- **Extrait du document**:
Madame Maurice Richard
Carolus-Duran (Lille, 1837 – Paris, 1917)
Madame Maurice Richard
Carolus-Duran (Lille, 1837 – Paris, 1917)
1870
Huile sur toile
H. 2,29 ; L. 1,62 m
C.2018.008
S.L.D.b.g. : Carolus Duran / Paris 1870
Mme Maurice Richard ; Henriette Richard, épouse Lefebvre ; Hélène Lefebvre, épouse Millin de Grandmaison ; Georges Millin de Grandmaison ; Mme Anne de Castries et M. François de Grandmaison. Don en 2018.
Cet imposant portrait en pied exécuté en 1870 marqua la rencontre de deux personnalités placées sous les feux de l’actualité à la fin du Second Empire. Fort du succès de la Dame au gant (Paris, musée d’Orsay) au Salon de 1869, puis du portrait de madame Ernest Feydeau (Lille, palais des Beaux-Arts) au Salon de 1870, Carolus-Duran était alors le nouveau portraitiste à la mode. Quant au modèle, il s’agit de l’épouse d’un homme politique particulièrement en vue. Maurice Richard (Paris, 1832 – Paris, 1888) figurait en effet parmi les ministres du gouvernement formé le 2 janvier 1870 sous la direction d’Émile Ollivier. Le portefeuille qui lui avait été attribué, celui des Beaux-Arts, était inédit. Rebaptisé en mai ministère des Lettres, des Sciences et des Beaux-Arts, il préfigurait le ministère de la Culture. Maurice Richard lança de nombreuses initiatives, mais la guerre franco-prussienne et la chute du Second Empire mirent rapidement fin à son action. Sous la Troisième République, il demeura proche du parti bonapartiste. Avocat de profession, Maurice Richard était issu du milieu des affaires. En 1870, il épousa en secondes noces Hélène Henriette Bouruet-Aubertot (1847-1899). Elle était l’héritière du magasin de nouveautés « Au Gagne-Petit », créé en 1844 rue des Moineaux et transféré en 1878 au 23 de l’avenue de l’Opéra. Il est possible que le tableau ait été commandé à l’occasion de leur mariage.
Carolus-Duran envoya ce portrait au Salon de 1872, en même temps que le Portrait de Madame de Sainctelette, dit aussi La Dame rousse (1871, Bruxelles, Musées royaux des Beaux-Arts). Présentées en pendant, les deux toiles furent l’une des sensations de l’exposition. Selon la critique, elles tuaient tous les autres tableaux accrochés autour d’elles. Madame de Sainctelette et madame Richard offraient un indéniable air de famille : visage empâté aux lèvres peintes, chevelure frisottée et ponctuée d’un nœud de ruban, corps replet aux chairs grasses, toilette luxueuse à la dernière mode. Carolus-Duran n’avait pas cherché à embellir ses modèles. On lui reprocha même de les avoir enlaidis... ou de les avoir mal choisis. Son habileté à rendre les soieries fut en revanche unanimement remarquée. Madame Richard était « divine d’étoffes » selon le mot d’une visiteuse rapporté par Barbey d’Aurevilly. Pour Castagnary, tout cela était bien vulgaire : « La femme semble un bœuf gras qu’on aurait endimanché et couvert de tous ses ornements. »

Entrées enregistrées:
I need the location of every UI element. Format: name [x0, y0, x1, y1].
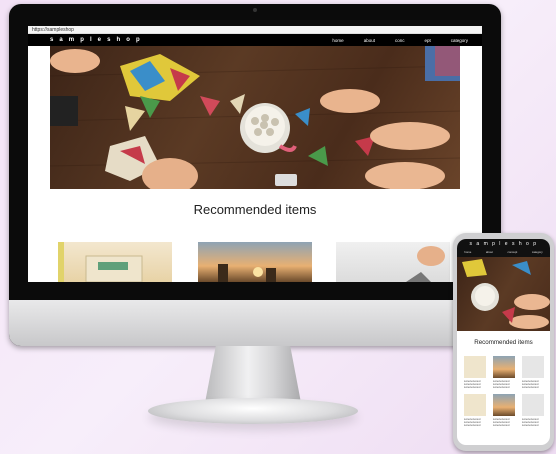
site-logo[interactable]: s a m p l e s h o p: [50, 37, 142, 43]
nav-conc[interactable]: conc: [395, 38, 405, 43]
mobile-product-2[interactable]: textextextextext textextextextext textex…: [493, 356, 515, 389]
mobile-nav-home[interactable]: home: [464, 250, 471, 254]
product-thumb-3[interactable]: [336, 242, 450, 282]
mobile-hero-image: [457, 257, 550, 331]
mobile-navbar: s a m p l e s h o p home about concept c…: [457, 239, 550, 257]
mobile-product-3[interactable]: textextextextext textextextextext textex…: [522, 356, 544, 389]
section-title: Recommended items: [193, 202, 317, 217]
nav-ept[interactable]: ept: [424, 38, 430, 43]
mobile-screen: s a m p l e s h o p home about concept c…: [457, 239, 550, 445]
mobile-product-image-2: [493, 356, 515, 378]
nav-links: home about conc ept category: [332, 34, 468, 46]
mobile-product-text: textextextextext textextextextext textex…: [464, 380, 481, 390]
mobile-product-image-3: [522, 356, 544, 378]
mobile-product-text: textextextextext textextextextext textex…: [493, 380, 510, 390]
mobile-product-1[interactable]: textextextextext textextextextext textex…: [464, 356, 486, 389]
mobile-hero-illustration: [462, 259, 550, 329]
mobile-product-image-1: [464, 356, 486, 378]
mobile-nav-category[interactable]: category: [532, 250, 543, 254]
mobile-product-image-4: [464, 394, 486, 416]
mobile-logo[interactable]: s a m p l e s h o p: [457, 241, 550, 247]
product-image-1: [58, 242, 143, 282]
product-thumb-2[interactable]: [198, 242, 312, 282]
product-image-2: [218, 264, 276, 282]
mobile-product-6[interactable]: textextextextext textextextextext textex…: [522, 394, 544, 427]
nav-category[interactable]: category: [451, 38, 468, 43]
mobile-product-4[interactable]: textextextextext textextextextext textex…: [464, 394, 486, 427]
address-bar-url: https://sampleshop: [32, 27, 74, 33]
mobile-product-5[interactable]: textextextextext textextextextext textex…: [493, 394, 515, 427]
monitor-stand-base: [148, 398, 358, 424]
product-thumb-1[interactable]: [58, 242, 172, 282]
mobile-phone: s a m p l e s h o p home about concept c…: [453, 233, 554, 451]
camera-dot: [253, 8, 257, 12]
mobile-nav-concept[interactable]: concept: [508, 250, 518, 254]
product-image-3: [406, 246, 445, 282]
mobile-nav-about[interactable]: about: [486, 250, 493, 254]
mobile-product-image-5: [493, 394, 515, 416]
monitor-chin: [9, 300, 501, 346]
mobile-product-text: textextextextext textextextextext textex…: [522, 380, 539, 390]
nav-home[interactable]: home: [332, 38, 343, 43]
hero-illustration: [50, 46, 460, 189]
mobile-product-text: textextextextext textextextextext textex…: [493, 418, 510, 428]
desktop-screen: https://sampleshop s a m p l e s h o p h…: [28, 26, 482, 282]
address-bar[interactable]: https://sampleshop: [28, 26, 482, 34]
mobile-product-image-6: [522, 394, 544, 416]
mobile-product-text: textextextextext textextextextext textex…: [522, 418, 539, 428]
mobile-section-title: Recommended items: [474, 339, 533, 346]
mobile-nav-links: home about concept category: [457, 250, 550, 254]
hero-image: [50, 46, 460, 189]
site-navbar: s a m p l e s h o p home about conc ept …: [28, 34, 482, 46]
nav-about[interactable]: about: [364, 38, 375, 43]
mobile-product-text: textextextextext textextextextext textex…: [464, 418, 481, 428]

- **Consignes de l'exercice**:
1 - Selon la notice sur le portrait de Madame Maurice Richard, quel portefeuille fut confié à Maurice Richard dans le gouvernement formé le 2 janvier 1870 ?
2 - Traduisez en anglais cette phrase de la notice sur le portrait de Madame Maurice Richard : « Carolus-Duran n’avait pas cherché à embellir ses modèles. »
3 - Reprenez la rédaction de la notice sur le portrait de Madame Maurice Richard en enchaînant directement après sa dernière phrase.

- **Résultats obtenus**:
1 - Celui des Beaux-Arts.

2 - Carolus-Duran had not sought to embellish his models.

3 -
Selon la grille de lecture traditionnelle du portrait (beauté du visage et de la silhouette, élégance des manières, équilibre entre la figure et les accessoires), ces deux tableaux étaient très semblables. Ils revendiquaient haut et fort leur réalisme, ce qui leur valut l’admiration inconditionnelle d’Émile Zola. Toutefois, le portrait de madame de Sainctelette attira davantage l’attention. La flamboyance de sa chevelure, l’énergie de son regard et son allure de « lionne attentive » (Barbey d’Aurevilly) étaient soulignées par une gamme chromatique audacieuse qui suscita la controverse. Figurée de trois quarts, les bras ramenés contre la poitrine, madame Richard affichait un caractère plus placide. La critique loua la « symphonie en gris et roseb » de sa toilette et la lumière argentée qui baignait la toile. Cet accord subtil entre expression et coloris fit écrire à Victor Cherbuliez que Carolus-Duran était « le premier homme du monde dans l’art de mettre une femme en musique ». Selon Barbey d’Aurevilly, il pouvait faire bien mieux qu’« un Rubens de magasin, si sublime qu’il puisse paraître aux hanteuses du Bon marché et du Gagne-Petit ! » Faut-il voir là une pointe d’esprit à l’égard des origines de madame Richard ? En faisant appel à Carolus-Duran, avait-elle choisi un « peintre d’étoffes » ou un artiste moderne ? L’envoi de son portrait au Salon prouve en tout cas qu’elle en fut très satisfaite.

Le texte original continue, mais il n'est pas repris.